Data listing
----------

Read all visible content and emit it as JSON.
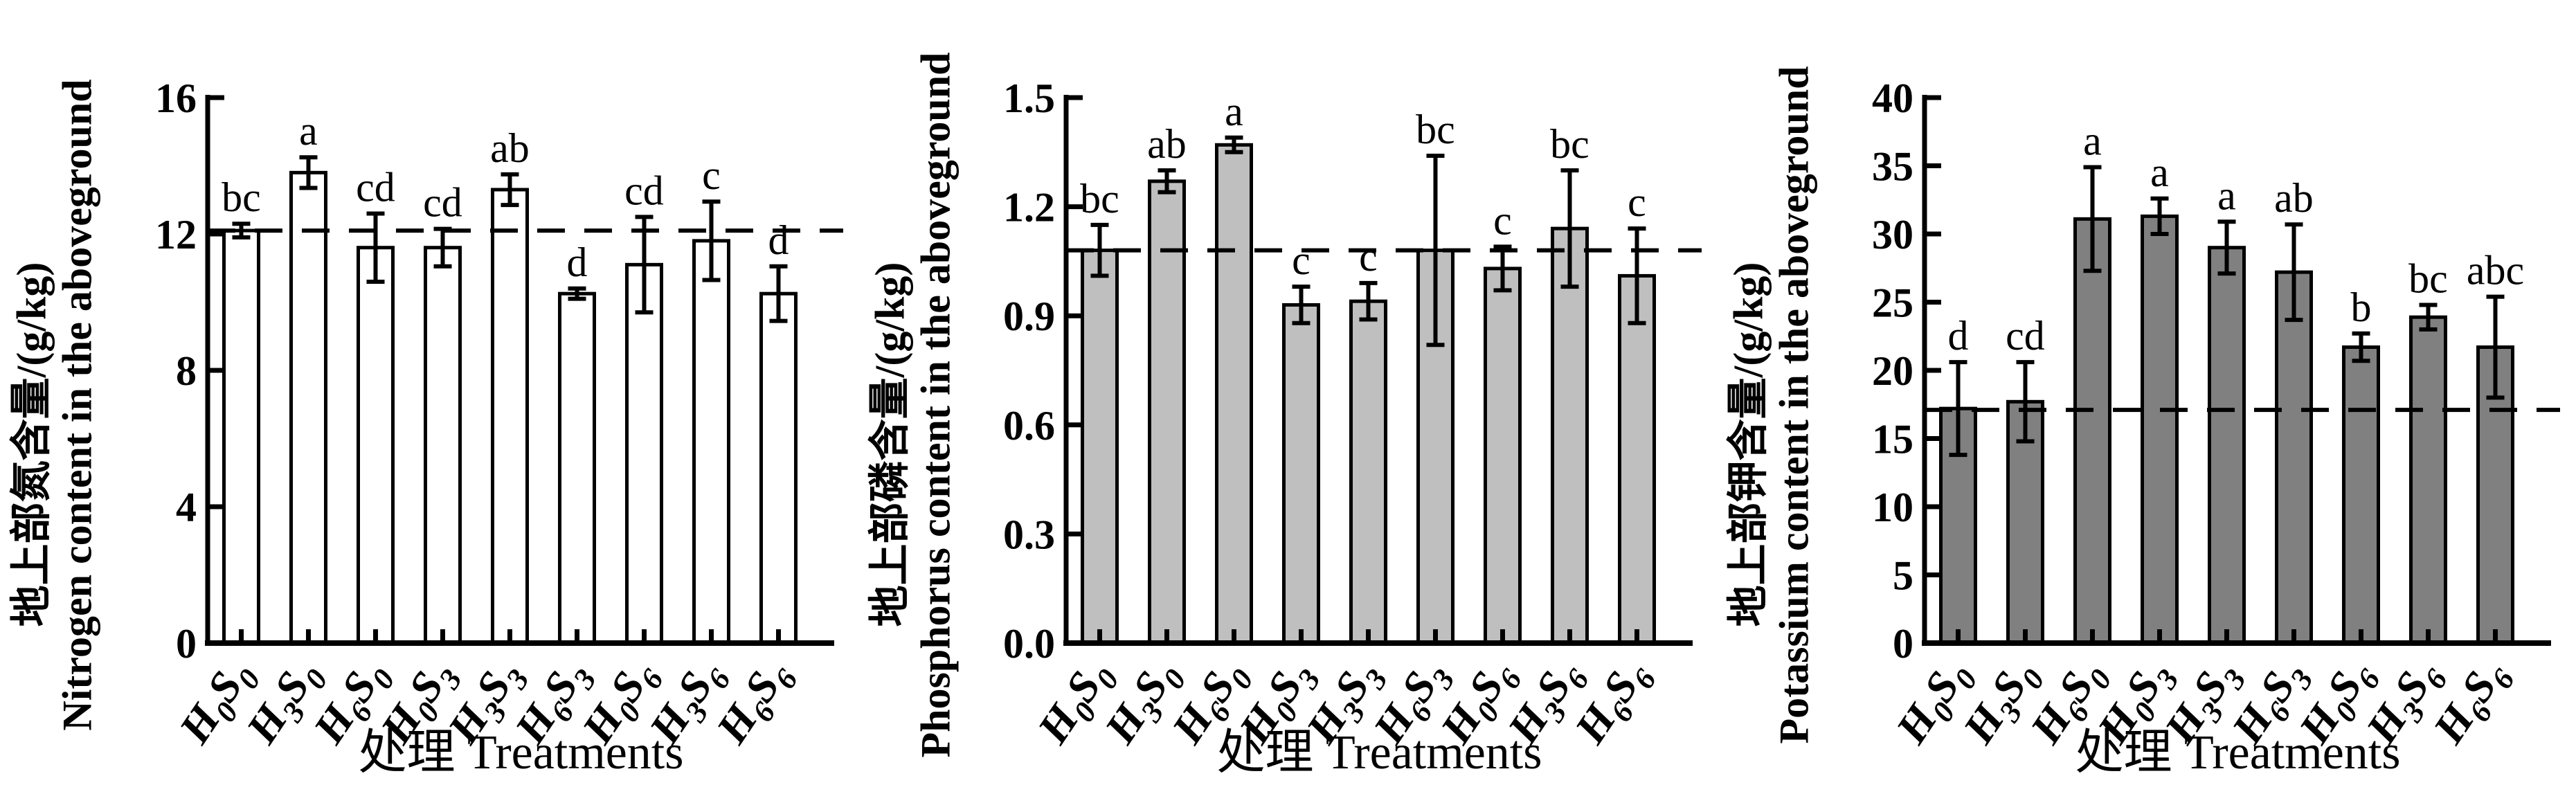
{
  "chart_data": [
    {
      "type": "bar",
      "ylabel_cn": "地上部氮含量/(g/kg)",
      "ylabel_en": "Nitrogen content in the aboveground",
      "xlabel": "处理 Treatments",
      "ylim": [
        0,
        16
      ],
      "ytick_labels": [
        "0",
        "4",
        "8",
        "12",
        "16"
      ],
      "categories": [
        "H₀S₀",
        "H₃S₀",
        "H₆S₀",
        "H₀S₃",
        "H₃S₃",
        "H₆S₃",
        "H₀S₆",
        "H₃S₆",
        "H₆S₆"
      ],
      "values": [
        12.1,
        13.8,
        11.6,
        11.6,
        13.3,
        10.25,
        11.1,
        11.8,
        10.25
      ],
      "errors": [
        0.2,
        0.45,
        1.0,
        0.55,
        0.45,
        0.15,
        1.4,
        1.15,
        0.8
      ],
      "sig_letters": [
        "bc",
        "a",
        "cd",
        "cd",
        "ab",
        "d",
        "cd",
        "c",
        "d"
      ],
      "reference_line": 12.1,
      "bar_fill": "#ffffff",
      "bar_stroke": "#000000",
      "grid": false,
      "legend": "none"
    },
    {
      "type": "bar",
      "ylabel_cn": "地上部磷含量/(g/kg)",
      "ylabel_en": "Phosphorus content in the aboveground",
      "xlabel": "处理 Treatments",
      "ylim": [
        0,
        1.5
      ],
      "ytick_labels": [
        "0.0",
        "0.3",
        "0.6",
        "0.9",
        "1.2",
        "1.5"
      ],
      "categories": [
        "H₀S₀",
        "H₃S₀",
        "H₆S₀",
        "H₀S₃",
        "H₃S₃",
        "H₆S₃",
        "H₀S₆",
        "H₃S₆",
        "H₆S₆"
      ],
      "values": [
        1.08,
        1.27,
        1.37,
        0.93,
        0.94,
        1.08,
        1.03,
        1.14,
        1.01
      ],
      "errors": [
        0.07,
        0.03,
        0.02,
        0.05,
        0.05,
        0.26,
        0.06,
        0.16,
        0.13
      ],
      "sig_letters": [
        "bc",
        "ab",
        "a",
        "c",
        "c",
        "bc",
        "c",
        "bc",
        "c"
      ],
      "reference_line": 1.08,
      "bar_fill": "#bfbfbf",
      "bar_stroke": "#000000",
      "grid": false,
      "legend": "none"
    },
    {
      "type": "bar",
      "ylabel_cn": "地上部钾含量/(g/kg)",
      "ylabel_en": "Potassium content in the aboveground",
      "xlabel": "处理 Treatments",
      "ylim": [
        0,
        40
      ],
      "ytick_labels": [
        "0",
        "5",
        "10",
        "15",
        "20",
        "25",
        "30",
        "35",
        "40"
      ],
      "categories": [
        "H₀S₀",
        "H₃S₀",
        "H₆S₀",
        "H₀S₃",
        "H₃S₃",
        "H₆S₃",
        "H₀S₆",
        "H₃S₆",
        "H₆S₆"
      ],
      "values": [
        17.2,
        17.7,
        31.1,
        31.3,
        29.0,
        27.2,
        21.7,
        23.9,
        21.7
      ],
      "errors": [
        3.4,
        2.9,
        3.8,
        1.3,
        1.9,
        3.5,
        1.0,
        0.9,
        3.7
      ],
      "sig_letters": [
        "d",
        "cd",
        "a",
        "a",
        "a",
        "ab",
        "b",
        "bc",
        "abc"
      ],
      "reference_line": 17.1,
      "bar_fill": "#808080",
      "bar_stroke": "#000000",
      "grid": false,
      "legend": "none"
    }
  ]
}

----------

[Required task] Search the lines for "content". Copy each line that has it.

[Exercise answer]
Read all visible content and emit it as JSON.
      "ylabel_en": "Nitrogen content in the aboveground",
      "ylabel_en": "Phosphorus content in the aboveground",
      "ylabel_en": "Potassium content in the aboveground",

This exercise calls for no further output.